start
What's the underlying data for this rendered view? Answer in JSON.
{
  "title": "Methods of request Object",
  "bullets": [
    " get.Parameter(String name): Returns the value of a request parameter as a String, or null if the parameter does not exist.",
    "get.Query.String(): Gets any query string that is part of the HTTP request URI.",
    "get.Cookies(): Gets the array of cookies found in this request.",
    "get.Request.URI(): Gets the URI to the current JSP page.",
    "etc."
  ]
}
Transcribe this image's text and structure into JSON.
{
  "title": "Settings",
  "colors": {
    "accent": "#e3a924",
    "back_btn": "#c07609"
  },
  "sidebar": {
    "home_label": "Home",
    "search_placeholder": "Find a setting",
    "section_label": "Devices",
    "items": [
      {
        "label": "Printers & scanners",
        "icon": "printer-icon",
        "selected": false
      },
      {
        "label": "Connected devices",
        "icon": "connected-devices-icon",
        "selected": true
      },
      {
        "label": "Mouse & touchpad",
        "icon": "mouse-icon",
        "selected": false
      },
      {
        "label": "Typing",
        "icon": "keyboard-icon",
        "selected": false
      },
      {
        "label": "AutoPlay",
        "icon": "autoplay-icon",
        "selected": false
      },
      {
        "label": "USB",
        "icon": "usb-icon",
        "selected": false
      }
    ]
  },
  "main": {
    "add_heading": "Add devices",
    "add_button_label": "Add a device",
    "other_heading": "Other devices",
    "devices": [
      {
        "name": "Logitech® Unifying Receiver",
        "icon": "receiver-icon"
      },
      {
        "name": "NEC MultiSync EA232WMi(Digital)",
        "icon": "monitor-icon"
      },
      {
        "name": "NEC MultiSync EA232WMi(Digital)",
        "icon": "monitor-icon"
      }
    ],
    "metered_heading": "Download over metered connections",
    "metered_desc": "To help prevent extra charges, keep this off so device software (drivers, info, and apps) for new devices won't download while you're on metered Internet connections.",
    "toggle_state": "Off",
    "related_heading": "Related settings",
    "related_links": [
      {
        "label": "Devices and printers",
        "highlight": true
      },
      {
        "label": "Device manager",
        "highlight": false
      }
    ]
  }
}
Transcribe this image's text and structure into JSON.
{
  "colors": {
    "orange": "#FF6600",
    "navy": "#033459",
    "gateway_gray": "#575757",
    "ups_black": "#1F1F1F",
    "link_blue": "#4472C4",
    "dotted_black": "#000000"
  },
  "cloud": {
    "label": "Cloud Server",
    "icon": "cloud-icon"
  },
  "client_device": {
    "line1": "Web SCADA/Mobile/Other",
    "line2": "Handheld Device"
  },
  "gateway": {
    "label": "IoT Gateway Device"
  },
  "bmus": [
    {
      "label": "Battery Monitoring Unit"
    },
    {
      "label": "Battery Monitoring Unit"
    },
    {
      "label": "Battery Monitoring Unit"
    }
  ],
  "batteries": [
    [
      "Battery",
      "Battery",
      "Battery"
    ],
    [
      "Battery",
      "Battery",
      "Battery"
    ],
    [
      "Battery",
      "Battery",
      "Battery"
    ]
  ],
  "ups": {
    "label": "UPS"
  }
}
end
Objective: Pull out each record as written and restate it exactly.

Result for this exercise:
What's the underlying data for this rendered view? Answer in JSON.
{
  "title": "Methods of request Object",
  "bullets": [
    " get.Parameter(String name): Returns the value of a request parameter as a String, or null if the parameter does not exist.",
    "get.Query.String(): Gets any query string that is part of the HTTP request URI.",
    "get.Cookies(): Gets the array of cookies found in this request.",
    "get.Request.URI(): Gets the URI to the current JSP page.",
    "etc."
  ]
}
Transcribe this image's text and structure into JSON.
{
  "title": "Settings",
  "colors": {
    "accent": "#e3a924",
    "back_btn": "#c07609"
  },
  "sidebar": {
    "home_label": "Home",
    "search_placeholder": "Find a setting",
    "section_label": "Devices",
    "items": [
      {
        "label": "Printers & scanners",
        "icon": "printer-icon",
        "selected": false
      },
      {
        "label": "Connected devices",
        "icon": "connected-devices-icon",
        "selected": true
      },
      {
        "label": "Mouse & touchpad",
        "icon": "mouse-icon",
        "selected": false
      },
      {
        "label": "Typing",
        "icon": "keyboard-icon",
        "selected": false
      },
      {
        "label": "AutoPlay",
        "icon": "autoplay-icon",
        "selected": false
      },
      {
        "label": "USB",
        "icon": "usb-icon",
        "selected": false
      }
    ]
  },
  "main": {
    "add_heading": "Add devices",
    "add_button_label": "Add a device",
    "other_heading": "Other devices",
    "devices": [
      {
        "name": "Logitech® Unifying Receiver",
        "icon": "receiver-icon"
      },
      {
        "name": "NEC MultiSync EA232WMi(Digital)",
        "icon": "monitor-icon"
      },
      {
        "name": "NEC MultiSync EA232WMi(Digital)",
        "icon": "monitor-icon"
      }
    ],
    "metered_heading": "Download over metered connections",
    "metered_desc": "To help prevent extra charges, keep this off so device software (drivers, info, and apps) for new devices won't download while you're on metered Internet connections.",
    "toggle_state": "Off",
    "related_heading": "Related settings",
    "related_links": [
      {
        "label": "Devices and printers",
        "highlight": true
      },
      {
        "label": "Device manager",
        "highlight": false
      }
    ]
  }
}
Transcribe this image's text and structure into JSON.
{
  "colors": {
    "orange": "#FF6600",
    "navy": "#033459",
    "gateway_gray": "#575757",
    "ups_black": "#1F1F1F",
    "link_blue": "#4472C4",
    "dotted_black": "#000000"
  },
  "cloud": {
    "label": "Cloud Server",
    "icon": "cloud-icon"
  },
  "client_device": {
    "line1": "Web SCADA/Mobile/Other",
    "line2": "Handheld Device"
  },
  "gateway": {
    "label": "IoT Gateway Device"
  },
  "bmus": [
    {
      "label": "Battery Monitoring Unit"
    },
    {
      "label": "Battery Monitoring Unit"
    },
    {
      "label": "Battery Monitoring Unit"
    }
  ],
  "batteries": [
    [
      "Battery",
      "Battery",
      "Battery"
    ],
    [
      "Battery",
      "Battery",
      "Battery"
    ],
    [
      "Battery",
      "Battery",
      "Battery"
    ]
  ],
  "ups": {
    "label": "UPS"
  }
}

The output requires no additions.